<<<<
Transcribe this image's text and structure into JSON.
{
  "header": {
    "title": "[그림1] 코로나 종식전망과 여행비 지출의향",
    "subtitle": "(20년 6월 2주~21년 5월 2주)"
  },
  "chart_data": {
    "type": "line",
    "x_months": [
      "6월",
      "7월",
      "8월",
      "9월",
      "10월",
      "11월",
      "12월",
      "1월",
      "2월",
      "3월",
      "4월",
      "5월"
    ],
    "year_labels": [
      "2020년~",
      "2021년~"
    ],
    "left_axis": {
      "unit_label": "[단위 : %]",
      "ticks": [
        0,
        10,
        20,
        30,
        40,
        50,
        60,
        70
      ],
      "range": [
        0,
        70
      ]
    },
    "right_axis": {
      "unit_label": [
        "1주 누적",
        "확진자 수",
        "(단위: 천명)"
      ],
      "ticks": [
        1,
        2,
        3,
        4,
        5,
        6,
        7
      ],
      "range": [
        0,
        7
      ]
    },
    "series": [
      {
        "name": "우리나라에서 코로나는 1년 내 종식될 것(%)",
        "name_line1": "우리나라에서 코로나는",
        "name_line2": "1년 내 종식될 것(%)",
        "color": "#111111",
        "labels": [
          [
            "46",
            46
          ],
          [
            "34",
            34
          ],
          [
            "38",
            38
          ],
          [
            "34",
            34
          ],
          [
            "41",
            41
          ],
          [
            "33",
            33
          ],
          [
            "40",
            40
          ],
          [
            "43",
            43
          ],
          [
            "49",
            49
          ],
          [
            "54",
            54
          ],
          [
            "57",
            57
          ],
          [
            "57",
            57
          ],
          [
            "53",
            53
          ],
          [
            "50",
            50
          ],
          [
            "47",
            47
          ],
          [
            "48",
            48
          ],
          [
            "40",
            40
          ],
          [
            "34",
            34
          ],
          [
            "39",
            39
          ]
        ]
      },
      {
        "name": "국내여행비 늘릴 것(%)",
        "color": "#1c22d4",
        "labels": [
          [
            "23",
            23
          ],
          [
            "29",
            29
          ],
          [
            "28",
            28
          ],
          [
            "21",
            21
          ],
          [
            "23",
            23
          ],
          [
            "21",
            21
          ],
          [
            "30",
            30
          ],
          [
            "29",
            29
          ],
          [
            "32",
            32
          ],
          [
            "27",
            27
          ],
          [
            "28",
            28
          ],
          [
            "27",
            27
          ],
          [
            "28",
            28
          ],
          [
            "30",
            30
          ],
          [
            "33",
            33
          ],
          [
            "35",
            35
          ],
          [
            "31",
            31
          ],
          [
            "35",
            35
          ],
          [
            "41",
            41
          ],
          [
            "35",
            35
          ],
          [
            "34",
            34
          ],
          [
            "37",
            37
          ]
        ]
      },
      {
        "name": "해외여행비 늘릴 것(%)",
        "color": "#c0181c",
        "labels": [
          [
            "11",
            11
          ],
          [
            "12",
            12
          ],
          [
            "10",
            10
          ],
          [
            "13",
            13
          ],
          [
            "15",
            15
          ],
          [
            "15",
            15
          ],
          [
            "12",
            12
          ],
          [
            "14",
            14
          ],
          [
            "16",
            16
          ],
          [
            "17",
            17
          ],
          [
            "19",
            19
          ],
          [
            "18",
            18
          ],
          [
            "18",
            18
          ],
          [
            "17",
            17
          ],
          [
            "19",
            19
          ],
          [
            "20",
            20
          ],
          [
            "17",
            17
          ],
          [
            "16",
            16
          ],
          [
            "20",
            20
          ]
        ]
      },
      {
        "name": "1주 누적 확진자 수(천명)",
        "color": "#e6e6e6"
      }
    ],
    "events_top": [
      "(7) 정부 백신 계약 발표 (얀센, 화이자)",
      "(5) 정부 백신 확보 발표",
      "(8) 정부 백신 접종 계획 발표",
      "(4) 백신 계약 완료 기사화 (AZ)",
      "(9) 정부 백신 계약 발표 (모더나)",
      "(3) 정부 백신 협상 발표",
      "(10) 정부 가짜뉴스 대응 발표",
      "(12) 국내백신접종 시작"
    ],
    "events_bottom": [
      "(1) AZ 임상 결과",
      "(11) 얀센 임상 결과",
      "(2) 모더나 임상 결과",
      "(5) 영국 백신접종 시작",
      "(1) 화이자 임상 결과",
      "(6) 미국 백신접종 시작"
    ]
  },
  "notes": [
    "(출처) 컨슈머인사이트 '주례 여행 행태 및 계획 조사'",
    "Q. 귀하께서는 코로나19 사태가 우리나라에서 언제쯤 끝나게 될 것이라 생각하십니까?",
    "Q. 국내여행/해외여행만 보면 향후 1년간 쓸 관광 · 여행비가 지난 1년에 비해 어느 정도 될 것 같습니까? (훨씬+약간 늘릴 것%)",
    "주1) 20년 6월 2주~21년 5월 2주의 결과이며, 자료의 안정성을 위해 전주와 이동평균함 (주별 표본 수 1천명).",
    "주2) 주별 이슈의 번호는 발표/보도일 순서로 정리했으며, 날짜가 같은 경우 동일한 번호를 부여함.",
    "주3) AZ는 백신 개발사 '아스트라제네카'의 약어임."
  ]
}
>>>>
Exercise objective — Please reproduce the entire listing, exactly as shown.

Result of this exercise —
Transcribe this image's text and structure into JSON.
{
  "header": {
    "title": "[그림1] 코로나 종식전망과 여행비 지출의향",
    "subtitle": "(20년 6월 2주~21년 5월 2주)"
  },
  "chart_data": {
    "type": "line",
    "x_months": [
      "6월",
      "7월",
      "8월",
      "9월",
      "10월",
      "11월",
      "12월",
      "1월",
      "2월",
      "3월",
      "4월",
      "5월"
    ],
    "year_labels": [
      "2020년~",
      "2021년~"
    ],
    "left_axis": {
      "unit_label": "[단위 : %]",
      "ticks": [
        0,
        10,
        20,
        30,
        40,
        50,
        60,
        70
      ],
      "range": [
        0,
        70
      ]
    },
    "right_axis": {
      "unit_label": [
        "1주 누적",
        "확진자 수",
        "(단위: 천명)"
      ],
      "ticks": [
        1,
        2,
        3,
        4,
        5,
        6,
        7
      ],
      "range": [
        0,
        7
      ]
    },
    "series": [
      {
        "name": "우리나라에서 코로나는 1년 내 종식될 것(%)",
        "name_line1": "우리나라에서 코로나는",
        "name_line2": "1년 내 종식될 것(%)",
        "color": "#111111",
        "labels": [
          [
            "46",
            46
          ],
          [
            "34",
            34
          ],
          [
            "38",
            38
          ],
          [
            "34",
            34
          ],
          [
            "41",
            41
          ],
          [
            "33",
            33
          ],
          [
            "40",
            40
          ],
          [
            "43",
            43
          ],
          [
            "49",
            49
          ],
          [
            "54",
            54
          ],
          [
            "57",
            57
          ],
          [
            "57",
            57
          ],
          [
            "53",
            53
          ],
          [
            "50",
            50
          ],
          [
            "47",
            47
          ],
          [
            "48",
            48
          ],
          [
            "40",
            40
          ],
          [
            "34",
            34
          ],
          [
            "39",
            39
          ]
        ]
      },
      {
        "name": "국내여행비 늘릴 것(%)",
        "color": "#1c22d4",
        "labels": [
          [
            "23",
            23
          ],
          [
            "29",
            29
          ],
          [
            "28",
            28
          ],
          [
            "21",
            21
          ],
          [
            "23",
            23
          ],
          [
            "21",
            21
          ],
          [
            "30",
            30
          ],
          [
            "29",
            29
          ],
          [
            "32",
            32
          ],
          [
            "27",
            27
          ],
          [
            "28",
            28
          ],
          [
            "27",
            27
          ],
          [
            "28",
            28
          ],
          [
            "30",
            30
          ],
          [
            "33",
            33
          ],
          [
            "35",
            35
          ],
          [
            "31",
            31
          ],
          [
            "35",
            35
          ],
          [
            "41",
            41
          ],
          [
            "35",
            35
          ],
          [
            "34",
            34
          ],
          [
            "37",
            37
          ]
        ]
      },
      {
        "name": "해외여행비 늘릴 것(%)",
        "color": "#c0181c",
        "labels": [
          [
            "11",
            11
          ],
          [
            "12",
            12
          ],
          [
            "10",
            10
          ],
          [
            "13",
            13
          ],
          [
            "15",
            15
          ],
          [
            "15",
            15
          ],
          [
            "12",
            12
          ],
          [
            "14",
            14
          ],
          [
            "16",
            16
          ],
          [
            "17",
            17
          ],
          [
            "19",
            19
          ],
          [
            "18",
            18
          ],
          [
            "18",
            18
          ],
          [
            "17",
            17
          ],
          [
            "19",
            19
          ],
          [
            "20",
            20
          ],
          [
            "17",
            17
          ],
          [
            "16",
            16
          ],
          [
            "20",
            20
          ]
        ]
      },
      {
        "name": "1주 누적 확진자 수(천명)",
        "color": "#e6e6e6"
      }
    ],
    "events_top": [
      "(7) 정부 백신 계약 발표 (얀센, 화이자)",
      "(5) 정부 백신 확보 발표",
      "(8) 정부 백신 접종 계획 발표",
      "(4) 백신 계약 완료 기사화 (AZ)",
      "(9) 정부 백신 계약 발표 (모더나)",
      "(3) 정부 백신 협상 발표",
      "(10) 정부 가짜뉴스 대응 발표",
      "(12) 국내백신접종 시작"
    ],
    "events_bottom": [
      "(1) AZ 임상 결과",
      "(11) 얀센 임상 결과",
      "(2) 모더나 임상 결과",
      "(5) 영국 백신접종 시작",
      "(1) 화이자 임상 결과",
      "(6) 미국 백신접종 시작"
    ]
  },
  "notes": [
    "(출처) 컨슈머인사이트 '주례 여행 행태 및 계획 조사'",
    "Q. 귀하께서는 코로나19 사태가 우리나라에서 언제쯤 끝나게 될 것이라 생각하십니까?",
    "Q. 국내여행/해외여행만 보면 향후 1년간 쓸 관광 · 여행비가 지난 1년에 비해 어느 정도 될 것 같습니까? (훨씬+약간 늘릴 것%)",
    "주1) 20년 6월 2주~21년 5월 2주의 결과이며, 자료의 안정성을 위해 전주와 이동평균함 (주별 표본 수 1천명).",
    "주2) 주별 이슈의 번호는 발표/보도일 순서로 정리했으며, 날짜가 같은 경우 동일한 번호를 부여함.",
    "주3) AZ는 백신 개발사 '아스트라제네카'의 약어임."
  ]
}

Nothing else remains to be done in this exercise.